Pili Pili sur un croissant au beurre, Premier album de Gaël Faye

Publié le 04 février 2013 par Notsoblonde @BlogDeLaBlonde

On le connait déjà, Gael Faye, pour l'avoir vu évoluer au sein de "Milk, Coffee and Sugar" (dans la sélection du FAIR 2013, d'ailleurs) et en parallèle, depuis un moment maintenant, il défend un projet solo qui m'avait scotchée déjà, à la sortie de l'EP.

Je t'en avais parlé ici souviens-toi (pour la sortie de l'excellent clip de "Je pars") et puis à l'occasion de son concert à la Maroquinerie aussi (photos et live report ici) (et quelques extraits vidéos de ce moment de pure folie par là, aussi).

Ce premier album de Gaël Faye "Pili pili sur un croissant au beurre" séduit surtout parce qu'il transpire la sincérité.

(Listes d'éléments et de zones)
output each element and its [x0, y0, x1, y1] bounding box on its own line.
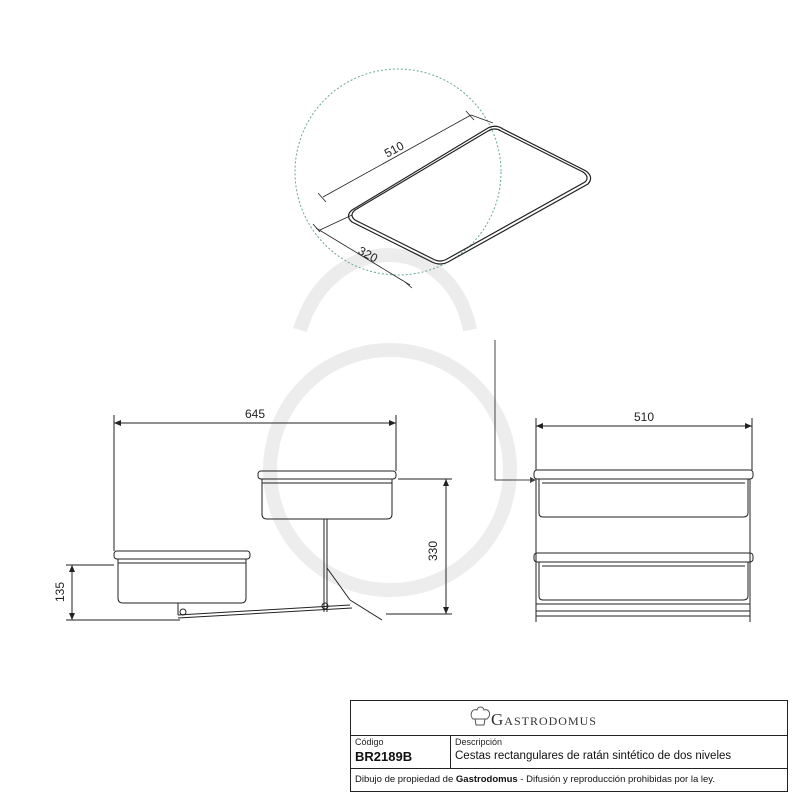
footer-suffix: - Difusión y reproducción prohibidas por la ley.: [520, 774, 715, 785]
code-label: Código: [355, 737, 384, 747]
dim-label-510-top: 510: [381, 138, 407, 161]
detail-view: [295, 69, 591, 288]
dim-label-320-top: 320: [355, 243, 381, 266]
footer-text: [355, 774, 715, 785]
footer-brand: Gastrodomus: [455, 774, 518, 785]
description-value: Cestas rectangulares de ratán sintético de dos niveles: [455, 750, 732, 762]
code-cell: [351, 736, 451, 768]
title-block: [350, 700, 788, 792]
chef-hat-icon: [469, 705, 491, 731]
dim-line-135: [66, 565, 180, 620]
detail-circle: [295, 69, 501, 275]
description-cell: [451, 736, 787, 768]
brand-row: [351, 701, 787, 736]
dim-label-135: 135: [53, 581, 67, 603]
description-label: Descripción: [455, 737, 503, 747]
code-value: BR2189B: [355, 749, 413, 764]
brand-name: Gastrodomus: [491, 710, 597, 729]
footer-prefix: Dibujo de propiedad de: [355, 774, 454, 785]
footer-row: [351, 769, 787, 791]
dim-label-645: 645: [244, 407, 266, 421]
dim-label-510-front: 510: [633, 410, 655, 424]
front-view: [534, 418, 753, 622]
info-row: [351, 736, 787, 769]
dim-line-510-top: [318, 111, 493, 202]
dim-label-330: 330: [426, 540, 440, 562]
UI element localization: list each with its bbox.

■ **Détails de la tâche**
Transcrivez fidèlement le passage du billet sur l'album de Gaël Faye allant de « On le connait » jusqu'à « transpire la sincérité. » inclus.

■ **Réponse rédigée**
On le connait déjà, Gael Faye, pour l'avoir vu évoluer au sein de "Milk, Coffee and Sugar" (dans la sélection du FAIR 2013, d'ailleurs) et en parallèle, depuis un moment maintenant, il défend un projet solo qui m'avait scotchée déjà, à la sortie de l'EP.

Je t'en avais parlé ici souviens-toi (pour la sortie de l'excellent clip de "Je pars") et puis à l'occasion de son concert à la Maroquinerie aussi (photos et live report ici) (et quelques extraits vidéos de ce moment de pure folie par là, aussi).

Ce premier album de Gaël Faye "Pili pili sur un croissant au beurre" séduit surtout parce qu'il transpire la sincérité.